# Exercise materials
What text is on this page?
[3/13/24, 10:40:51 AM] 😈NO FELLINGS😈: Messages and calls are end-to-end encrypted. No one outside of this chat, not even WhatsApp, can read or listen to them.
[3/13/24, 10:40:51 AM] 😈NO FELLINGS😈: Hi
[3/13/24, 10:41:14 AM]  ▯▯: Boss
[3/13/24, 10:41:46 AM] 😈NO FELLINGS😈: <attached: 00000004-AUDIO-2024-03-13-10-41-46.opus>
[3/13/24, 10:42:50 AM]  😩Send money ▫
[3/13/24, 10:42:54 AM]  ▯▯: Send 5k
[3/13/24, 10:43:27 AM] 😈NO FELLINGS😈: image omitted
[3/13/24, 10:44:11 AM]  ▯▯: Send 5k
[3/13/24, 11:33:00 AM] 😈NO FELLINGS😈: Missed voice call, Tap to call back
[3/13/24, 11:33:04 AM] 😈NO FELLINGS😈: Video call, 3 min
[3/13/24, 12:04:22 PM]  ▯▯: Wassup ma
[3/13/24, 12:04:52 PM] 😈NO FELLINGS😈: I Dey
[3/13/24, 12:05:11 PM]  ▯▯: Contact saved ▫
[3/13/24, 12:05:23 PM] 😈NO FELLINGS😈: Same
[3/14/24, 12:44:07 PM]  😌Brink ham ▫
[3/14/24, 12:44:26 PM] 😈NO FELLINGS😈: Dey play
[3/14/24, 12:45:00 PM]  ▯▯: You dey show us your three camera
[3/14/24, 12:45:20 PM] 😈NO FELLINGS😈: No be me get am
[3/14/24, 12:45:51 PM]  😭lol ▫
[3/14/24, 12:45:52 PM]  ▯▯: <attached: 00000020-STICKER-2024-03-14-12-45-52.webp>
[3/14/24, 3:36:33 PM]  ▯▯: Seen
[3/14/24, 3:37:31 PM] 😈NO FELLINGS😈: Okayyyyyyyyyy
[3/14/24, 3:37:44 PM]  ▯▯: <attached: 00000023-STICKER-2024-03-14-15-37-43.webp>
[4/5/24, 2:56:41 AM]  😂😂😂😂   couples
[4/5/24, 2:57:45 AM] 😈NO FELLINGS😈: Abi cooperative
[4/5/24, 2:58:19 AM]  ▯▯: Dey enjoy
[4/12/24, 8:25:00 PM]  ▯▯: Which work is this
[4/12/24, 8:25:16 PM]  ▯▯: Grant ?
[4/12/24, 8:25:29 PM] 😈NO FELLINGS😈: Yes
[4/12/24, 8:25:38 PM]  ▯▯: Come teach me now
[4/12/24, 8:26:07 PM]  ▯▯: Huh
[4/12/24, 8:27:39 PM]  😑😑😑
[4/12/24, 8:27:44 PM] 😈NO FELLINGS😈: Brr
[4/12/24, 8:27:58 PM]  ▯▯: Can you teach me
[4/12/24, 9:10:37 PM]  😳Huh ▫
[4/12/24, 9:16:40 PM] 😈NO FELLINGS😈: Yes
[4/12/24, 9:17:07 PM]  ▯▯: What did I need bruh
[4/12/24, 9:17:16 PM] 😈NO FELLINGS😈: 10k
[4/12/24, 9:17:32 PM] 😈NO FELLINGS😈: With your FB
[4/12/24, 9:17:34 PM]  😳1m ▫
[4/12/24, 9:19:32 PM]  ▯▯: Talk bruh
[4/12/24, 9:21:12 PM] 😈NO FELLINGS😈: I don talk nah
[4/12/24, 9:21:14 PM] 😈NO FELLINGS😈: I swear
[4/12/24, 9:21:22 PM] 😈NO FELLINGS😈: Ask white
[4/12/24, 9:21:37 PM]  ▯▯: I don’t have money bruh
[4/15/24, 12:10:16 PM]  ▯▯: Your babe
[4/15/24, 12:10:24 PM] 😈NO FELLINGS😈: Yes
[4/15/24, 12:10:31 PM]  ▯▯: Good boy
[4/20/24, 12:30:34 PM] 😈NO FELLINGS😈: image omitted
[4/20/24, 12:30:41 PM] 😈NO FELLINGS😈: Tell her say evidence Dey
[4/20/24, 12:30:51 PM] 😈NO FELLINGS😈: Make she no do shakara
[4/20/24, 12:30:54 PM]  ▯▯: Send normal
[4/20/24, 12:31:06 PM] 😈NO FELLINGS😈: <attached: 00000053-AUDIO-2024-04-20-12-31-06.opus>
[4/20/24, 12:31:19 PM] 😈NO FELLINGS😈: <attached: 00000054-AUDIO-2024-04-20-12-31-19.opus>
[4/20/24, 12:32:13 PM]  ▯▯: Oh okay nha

# Exercise
Each line of the material above needs to be quoted exactly, please.

# Task response
What text is on this page?
[3/13/24, 10:40:51 AM] 😈NO FELLINGS😈: Messages and calls are end-to-end encrypted. No one outside of this chat, not even WhatsApp, can read or listen to them.
[3/13/24, 10:40:51 AM] 😈NO FELLINGS😈: Hi
[3/13/24, 10:41:14 AM]  ▯▯: Boss
[3/13/24, 10:41:46 AM] 😈NO FELLINGS😈: <attached: 00000004-AUDIO-2024-03-13-10-41-46.opus>
[3/13/24, 10:42:50 AM]  😩Send money ▫
[3/13/24, 10:42:54 AM]  ▯▯: Send 5k
[3/13/24, 10:43:27 AM] 😈NO FELLINGS😈: image omitted
[3/13/24, 10:44:11 AM]  ▯▯: Send 5k
[3/13/24, 11:33:00 AM] 😈NO FELLINGS😈: Missed voice call, Tap to call back
[3/13/24, 11:33:04 AM] 😈NO FELLINGS😈: Video call, 3 min
[3/13/24, 12:04:22 PM]  ▯▯: Wassup ma
[3/13/24, 12:04:52 PM] 😈NO FELLINGS😈: I Dey
[3/13/24, 12:05:11 PM]  ▯▯: Contact saved ▫
[3/13/24, 12:05:23 PM] 😈NO FELLINGS😈: Same
[3/14/24, 12:44:07 PM]  😌Brink ham ▫
[3/14/24, 12:44:26 PM] 😈NO FELLINGS😈: Dey play
[3/14/24, 12:45:00 PM]  ▯▯: You dey show us your three camera
[3/14/24, 12:45:20 PM] 😈NO FELLINGS😈: No be me get am
[3/14/24, 12:45:51 PM]  😭lol ▫
[3/14/24, 12:45:52 PM]  ▯▯: <attached: 00000020-STICKER-2024-03-14-12-45-52.webp>
[3/14/24, 3:36:33 PM]  ▯▯: Seen
[3/14/24, 3:37:31 PM] 😈NO FELLINGS😈: Okayyyyyyyyyy
[3/14/24, 3:37:44 PM]  ▯▯: <attached: 00000023-STICKER-2024-03-14-15-37-43.webp>
[4/5/24, 2:56:41 AM]  😂😂😂😂   couples
[4/5/24, 2:57:45 AM] 😈NO FELLINGS😈: Abi cooperative
[4/5/24, 2:58:19 AM]  ▯▯: Dey enjoy
[4/12/24, 8:25:00 PM]  ▯▯: Which work is this
[4/12/24, 8:25:16 PM]  ▯▯: Grant ?
[4/12/24, 8:25:29 PM] 😈NO FELLINGS😈: Yes
[4/12/24, 8:25:38 PM]  ▯▯: Come teach me now
[4/12/24, 8:26:07 PM]  ▯▯: Huh
[4/12/24, 8:27:39 PM]  😑😑😑
[4/12/24, 8:27:44 PM] 😈NO FELLINGS😈: Brr
[4/12/24, 8:27:58 PM]  ▯▯: Can you teach me
[4/12/24, 9:10:37 PM]  😳Huh ▫
[4/12/24, 9:16:40 PM] 😈NO FELLINGS😈: Yes
[4/12/24, 9:17:07 PM]  ▯▯: What did I need bruh
[4/12/24, 9:17:16 PM] 😈NO FELLINGS😈: 10k
[4/12/24, 9:17:32 PM] 😈NO FELLINGS😈: With your FB
[4/12/24, 9:17:34 PM]  😳1m ▫
[4/12/24, 9:19:32 PM]  ▯▯: Talk bruh
[4/12/24, 9:21:12 PM] 😈NO FELLINGS😈: I don talk nah
[4/12/24, 9:21:14 PM] 😈NO FELLINGS😈: I swear
[4/12/24, 9:21:22 PM] 😈NO FELLINGS😈: Ask white
[4/12/24, 9:21:37 PM]  ▯▯: I don’t have money bruh
[4/15/24, 12:10:16 PM]  ▯▯: Your babe
[4/15/24, 12:10:24 PM] 😈NO FELLINGS😈: Yes
[4/15/24, 12:10:31 PM]  ▯▯: Good boy
[4/20/24, 12:30:34 PM] 😈NO FELLINGS😈: image omitted
[4/20/24, 12:30:41 PM] 😈NO FELLINGS😈: Tell her say evidence Dey
[4/20/24, 12:30:51 PM] 😈NO FELLINGS😈: Make she no do shakara
[4/20/24, 12:30:54 PM]  ▯▯: Send normal
[4/20/24, 12:31:06 PM] 😈NO FELLINGS😈: <attached: 00000053-AUDIO-2024-04-20-12-31-06.opus>
[4/20/24, 12:31:19 PM] 😈NO FELLINGS😈: <attached: 00000054-AUDIO-2024-04-20-12-31-19.opus>
[4/20/24, 12:32:13 PM]  ▯▯: Oh okay nha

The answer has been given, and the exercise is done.